WHAT THE TASK REQUIRES: Retype, exactly as written, every line from the one containing "Transcribe the text in this document." through the last line of the records below, both included; skip the pictures.

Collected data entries

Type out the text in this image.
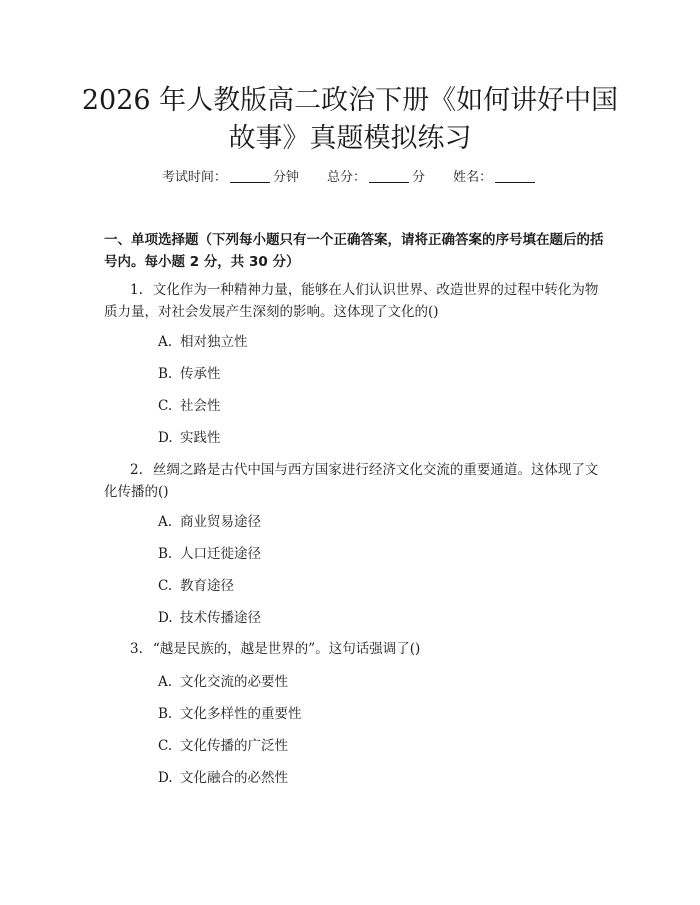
2026 年人教版高二政治下册《如何讲好中国
故事》真题模拟练习
考试时间：	分钟 总分：	分 姓名：
一、单项选择题（下列每小题只有一个正确答案，请将正确答案的序号填在题后的括号内。每小题 2 分，共 30 分）
1. 文化作为一种精神力量，能够在人们认识世界、改造世界的过程中转化为物质力量，对社会发展产生深刻的影响。这体现了文化的()
A. 相对独立性
B. 传承性
C. 社会性
D. 实践性
2. 丝绸之路是古代中国与西方国家进行经济文化交流的重要通道。这体现了文化传播的()
A. 商业贸易途径
B. 人口迁徙途径
C. 教育途径
D. 技术传播途径
3. “越是民族的，越是世界的”。这句话强调了()
A. 文化交流的必要性
B. 文化多样性的重要性
C. 文化传播的广泛性
D. 文化融合的必然性
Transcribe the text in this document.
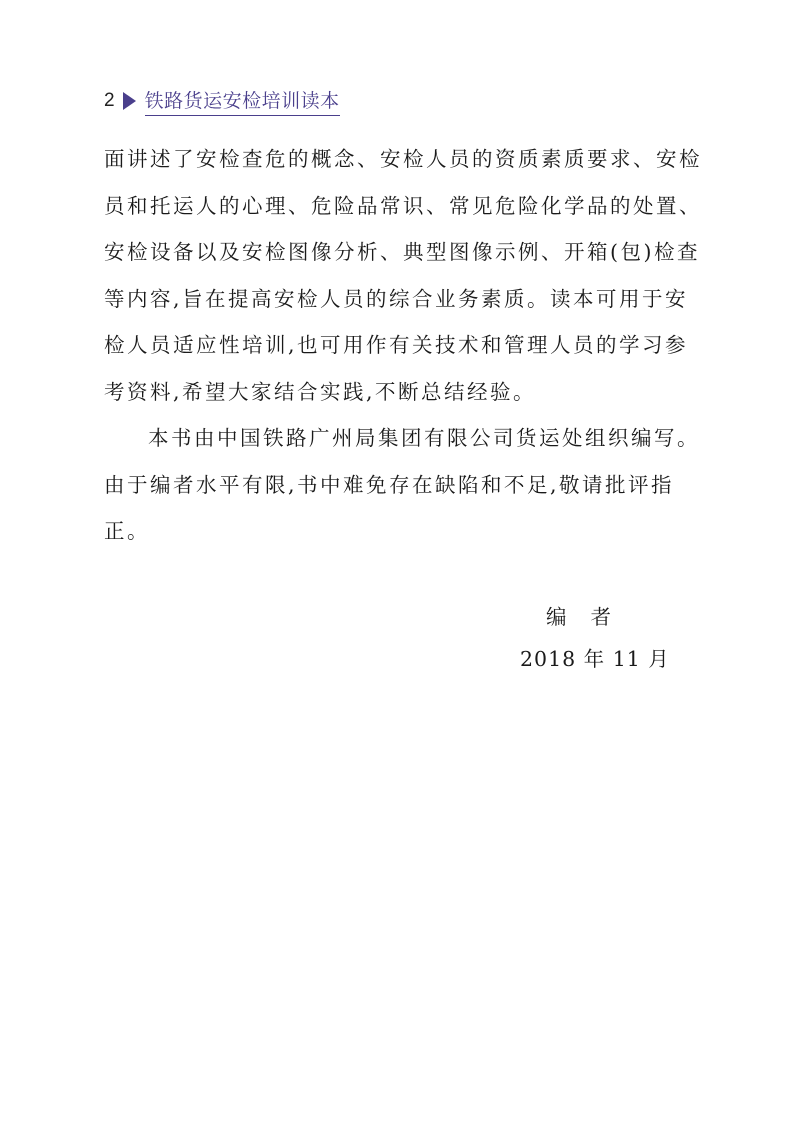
2 铁路货运安检培训读本

面讲述了安检查危的概念、安检人员的资质素质要求、安检员和托运人的心理、危险品常识、常见危险化学品的处置、安检设备以及安检图像分析、典型图像示例、开箱(包)检查等内容,旨在提高安检人员的综合业务素质。读本可用于安检人员适应性培训,也可用作有关技术和管理人员的学习参考资料,希望大家结合实践,不断总结经验。

本书由中国铁路广州局集团有限公司货运处组织编写。由于编者水平有限,书中难免存在缺陷和不足,敬请批评指正。

编者
2018 年 11 月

ANSWER TO THIS PROBLEM:
Transcribe the text in this document.
2 铁路货运安检培训读本

面讲述了安检查危的概念、安检人员的资质素质要求、安检员和托运人的心理、危险品常识、常见危险化学品的处置、安检设备以及安检图像分析、典型图像示例、开箱(包)检查等内容,旨在提高安检人员的综合业务素质。读本可用于安检人员适应性培训,也可用作有关技术和管理人员的学习参考资料,希望大家结合实践,不断总结经验。

本书由中国铁路广州局集团有限公司货运处组织编写。由于编者水平有限,书中难免存在缺陷和不足,敬请批评指正。

编者
2018 年 11 月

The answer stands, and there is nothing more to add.